**Exercise task**
Transcribe the records below exactly as they appear.

**Data for this task**
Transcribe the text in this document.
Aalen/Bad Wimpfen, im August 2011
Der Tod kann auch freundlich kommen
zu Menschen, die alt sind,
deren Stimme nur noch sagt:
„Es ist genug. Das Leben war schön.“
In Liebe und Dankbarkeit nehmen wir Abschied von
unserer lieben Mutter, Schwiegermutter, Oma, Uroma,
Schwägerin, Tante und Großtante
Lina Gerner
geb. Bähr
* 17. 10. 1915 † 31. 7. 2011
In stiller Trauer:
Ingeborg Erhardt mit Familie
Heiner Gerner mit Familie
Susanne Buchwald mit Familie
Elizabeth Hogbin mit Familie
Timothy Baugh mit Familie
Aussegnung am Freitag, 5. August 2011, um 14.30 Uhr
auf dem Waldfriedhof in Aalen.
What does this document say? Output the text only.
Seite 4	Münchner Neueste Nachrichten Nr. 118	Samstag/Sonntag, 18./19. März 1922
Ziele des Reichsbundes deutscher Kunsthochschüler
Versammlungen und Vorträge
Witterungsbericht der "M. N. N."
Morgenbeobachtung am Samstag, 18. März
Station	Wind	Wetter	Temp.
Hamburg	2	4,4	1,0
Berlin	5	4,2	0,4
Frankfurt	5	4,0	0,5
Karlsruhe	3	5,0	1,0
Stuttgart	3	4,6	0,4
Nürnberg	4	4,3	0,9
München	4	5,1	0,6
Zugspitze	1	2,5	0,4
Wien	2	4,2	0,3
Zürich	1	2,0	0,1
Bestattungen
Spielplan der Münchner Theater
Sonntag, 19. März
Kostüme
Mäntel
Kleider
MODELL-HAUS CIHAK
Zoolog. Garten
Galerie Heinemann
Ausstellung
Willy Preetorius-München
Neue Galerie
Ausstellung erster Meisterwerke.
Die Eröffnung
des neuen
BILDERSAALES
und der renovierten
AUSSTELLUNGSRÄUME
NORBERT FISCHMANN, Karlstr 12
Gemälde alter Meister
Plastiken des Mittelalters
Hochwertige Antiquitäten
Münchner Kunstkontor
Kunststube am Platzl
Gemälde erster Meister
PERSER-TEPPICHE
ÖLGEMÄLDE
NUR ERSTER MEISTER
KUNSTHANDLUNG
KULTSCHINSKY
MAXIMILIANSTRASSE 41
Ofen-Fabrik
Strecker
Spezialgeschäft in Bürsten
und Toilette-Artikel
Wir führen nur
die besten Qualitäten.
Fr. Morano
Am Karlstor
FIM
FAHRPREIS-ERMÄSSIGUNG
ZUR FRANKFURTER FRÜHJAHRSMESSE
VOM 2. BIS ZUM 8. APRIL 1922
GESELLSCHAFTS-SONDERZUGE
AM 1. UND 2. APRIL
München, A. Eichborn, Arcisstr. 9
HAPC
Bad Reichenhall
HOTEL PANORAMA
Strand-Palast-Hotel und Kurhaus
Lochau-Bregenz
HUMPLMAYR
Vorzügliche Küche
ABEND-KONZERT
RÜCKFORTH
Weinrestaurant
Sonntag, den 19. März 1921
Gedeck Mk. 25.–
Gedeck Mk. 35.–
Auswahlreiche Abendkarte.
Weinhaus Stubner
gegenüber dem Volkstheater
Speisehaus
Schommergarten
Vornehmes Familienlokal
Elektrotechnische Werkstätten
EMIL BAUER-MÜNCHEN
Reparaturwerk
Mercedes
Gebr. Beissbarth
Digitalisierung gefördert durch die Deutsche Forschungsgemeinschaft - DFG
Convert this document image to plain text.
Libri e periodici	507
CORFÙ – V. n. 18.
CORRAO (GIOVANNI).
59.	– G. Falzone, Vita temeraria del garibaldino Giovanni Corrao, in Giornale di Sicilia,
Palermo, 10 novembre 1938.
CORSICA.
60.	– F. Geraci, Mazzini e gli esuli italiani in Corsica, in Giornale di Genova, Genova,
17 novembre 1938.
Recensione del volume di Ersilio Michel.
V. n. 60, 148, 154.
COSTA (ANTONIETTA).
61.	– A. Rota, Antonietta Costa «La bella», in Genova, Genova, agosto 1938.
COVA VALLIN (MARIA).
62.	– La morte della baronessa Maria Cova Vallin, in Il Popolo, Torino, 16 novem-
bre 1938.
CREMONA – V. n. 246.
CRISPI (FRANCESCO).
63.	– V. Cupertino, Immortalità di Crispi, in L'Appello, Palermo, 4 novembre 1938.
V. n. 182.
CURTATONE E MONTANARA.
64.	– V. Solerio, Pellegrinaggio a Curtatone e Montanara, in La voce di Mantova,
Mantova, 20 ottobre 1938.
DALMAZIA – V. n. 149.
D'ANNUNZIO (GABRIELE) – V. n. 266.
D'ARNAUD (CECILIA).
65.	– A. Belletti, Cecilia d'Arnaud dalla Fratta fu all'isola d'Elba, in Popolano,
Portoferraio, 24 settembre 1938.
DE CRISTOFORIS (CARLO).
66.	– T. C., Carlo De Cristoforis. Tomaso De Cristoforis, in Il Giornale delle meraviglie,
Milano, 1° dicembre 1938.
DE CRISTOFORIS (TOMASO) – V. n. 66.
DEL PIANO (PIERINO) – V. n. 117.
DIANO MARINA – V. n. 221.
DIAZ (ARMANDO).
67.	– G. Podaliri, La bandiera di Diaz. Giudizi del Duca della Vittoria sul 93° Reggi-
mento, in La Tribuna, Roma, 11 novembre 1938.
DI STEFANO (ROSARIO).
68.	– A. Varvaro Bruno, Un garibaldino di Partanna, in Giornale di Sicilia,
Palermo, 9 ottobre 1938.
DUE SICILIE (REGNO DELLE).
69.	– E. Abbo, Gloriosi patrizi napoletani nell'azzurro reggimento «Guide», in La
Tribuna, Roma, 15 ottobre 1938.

**Task answer**
Transcribe the text in this document.
Aalen/Bad Wimpfen, im August 2011
Der Tod kann auch freundlich kommen
zu Menschen, die alt sind,
deren Stimme nur noch sagt:
„Es ist genug. Das Leben war schön.“
In Liebe und Dankbarkeit nehmen wir Abschied von
unserer lieben Mutter, Schwiegermutter, Oma, Uroma,
Schwägerin, Tante und Großtante
Lina Gerner
geb. Bähr
* 17. 10. 1915 † 31. 7. 2011
In stiller Trauer:
Ingeborg Erhardt mit Familie
Heiner Gerner mit Familie
Susanne Buchwald mit Familie
Elizabeth Hogbin mit Familie
Timothy Baugh mit Familie
Aussegnung am Freitag, 5. August 2011, um 14.30 Uhr
auf dem Waldfriedhof in Aalen.
What does this document say? Output the text only.
Seite 4	Münchner Neueste Nachrichten Nr. 118	Samstag/Sonntag, 18./19. März 1922
Ziele des Reichsbundes deutscher Kunsthochschüler
Versammlungen und Vorträge
Witterungsbericht der "M. N. N."
Morgenbeobachtung am Samstag, 18. März
Station	Wind	Wetter	Temp.
Hamburg	2	4,4	1,0
Berlin	5	4,2	0,4
Frankfurt	5	4,0	0,5
Karlsruhe	3	5,0	1,0
Stuttgart	3	4,6	0,4
Nürnberg	4	4,3	0,9
München	4	5,1	0,6
Zugspitze	1	2,5	0,4
Wien	2	4,2	0,3
Zürich	1	2,0	0,1
Bestattungen
Spielplan der Münchner Theater
Sonntag, 19. März
Kostüme
Mäntel
Kleider
MODELL-HAUS CIHAK
Zoolog. Garten
Galerie Heinemann
Ausstellung
Willy Preetorius-München
Neue Galerie
Ausstellung erster Meisterwerke.
Die Eröffnung
des neuen
BILDERSAALES
und der renovierten
AUSSTELLUNGSRÄUME
NORBERT FISCHMANN, Karlstr 12
Gemälde alter Meister
Plastiken des Mittelalters
Hochwertige Antiquitäten
Münchner Kunstkontor
Kunststube am Platzl
Gemälde erster Meister
PERSER-TEPPICHE
ÖLGEMÄLDE
NUR ERSTER MEISTER
KUNSTHANDLUNG
KULTSCHINSKY
MAXIMILIANSTRASSE 41
Ofen-Fabrik
Strecker
Spezialgeschäft in Bürsten
und Toilette-Artikel
Wir führen nur
die besten Qualitäten.
Fr. Morano
Am Karlstor
FIM
FAHRPREIS-ERMÄSSIGUNG
ZUR FRANKFURTER FRÜHJAHRSMESSE
VOM 2. BIS ZUM 8. APRIL 1922
GESELLSCHAFTS-SONDERZUGE
AM 1. UND 2. APRIL
München, A. Eichborn, Arcisstr. 9
HAPC
Bad Reichenhall
HOTEL PANORAMA
Strand-Palast-Hotel und Kurhaus
Lochau-Bregenz
HUMPLMAYR
Vorzügliche Küche
ABEND-KONZERT
RÜCKFORTH
Weinrestaurant
Sonntag, den 19. März 1921
Gedeck Mk. 25.–
Gedeck Mk. 35.–
Auswahlreiche Abendkarte.
Weinhaus Stubner
gegenüber dem Volkstheater
Speisehaus
Schommergarten
Vornehmes Familienlokal
Elektrotechnische Werkstätten
EMIL BAUER-MÜNCHEN
Reparaturwerk
Mercedes
Gebr. Beissbarth
Digitalisierung gefördert durch die Deutsche Forschungsgemeinschaft - DFG
Convert this document image to plain text.
Libri e periodici	507
CORFÙ – V. n. 18.
CORRAO (GIOVANNI).
59.	– G. Falzone, Vita temeraria del garibaldino Giovanni Corrao, in Giornale di Sicilia,
Palermo, 10 novembre 1938.
CORSICA.
60.	– F. Geraci, Mazzini e gli esuli italiani in Corsica, in Giornale di Genova, Genova,
17 novembre 1938.
Recensione del volume di Ersilio Michel.
V. n. 60, 148, 154.
COSTA (ANTONIETTA).
61.	– A. Rota, Antonietta Costa «La bella», in Genova, Genova, agosto 1938.
COVA VALLIN (MARIA).
62.	– La morte della baronessa Maria Cova Vallin, in Il Popolo, Torino, 16 novem-
bre 1938.
CREMONA – V. n. 246.
CRISPI (FRANCESCO).
63.	– V. Cupertino, Immortalità di Crispi, in L'Appello, Palermo, 4 novembre 1938.
V. n. 182.
CURTATONE E MONTANARA.
64.	– V. Solerio, Pellegrinaggio a Curtatone e Montanara, in La voce di Mantova,
Mantova, 20 ottobre 1938.
DALMAZIA – V. n. 149.
D'ANNUNZIO (GABRIELE) – V. n. 266.
D'ARNAUD (CECILIA).
65.	– A. Belletti, Cecilia d'Arnaud dalla Fratta fu all'isola d'Elba, in Popolano,
Portoferraio, 24 settembre 1938.
DE CRISTOFORIS (CARLO).
66.	– T. C., Carlo De Cristoforis. Tomaso De Cristoforis, in Il Giornale delle meraviglie,
Milano, 1° dicembre 1938.
DE CRISTOFORIS (TOMASO) – V. n. 66.
DEL PIANO (PIERINO) – V. n. 117.
DIANO MARINA – V. n. 221.
DIAZ (ARMANDO).
67.	– G. Podaliri, La bandiera di Diaz. Giudizi del Duca della Vittoria sul 93° Reggi-
mento, in La Tribuna, Roma, 11 novembre 1938.
DI STEFANO (ROSARIO).
68.	– A. Varvaro Bruno, Un garibaldino di Partanna, in Giornale di Sicilia,
Palermo, 9 ottobre 1938.
DUE SICILIE (REGNO DELLE).
69.	– E. Abbo, Gloriosi patrizi napoletani nell'azzurro reggimento «Guide», in La
Tribuna, Roma, 15 ottobre 1938.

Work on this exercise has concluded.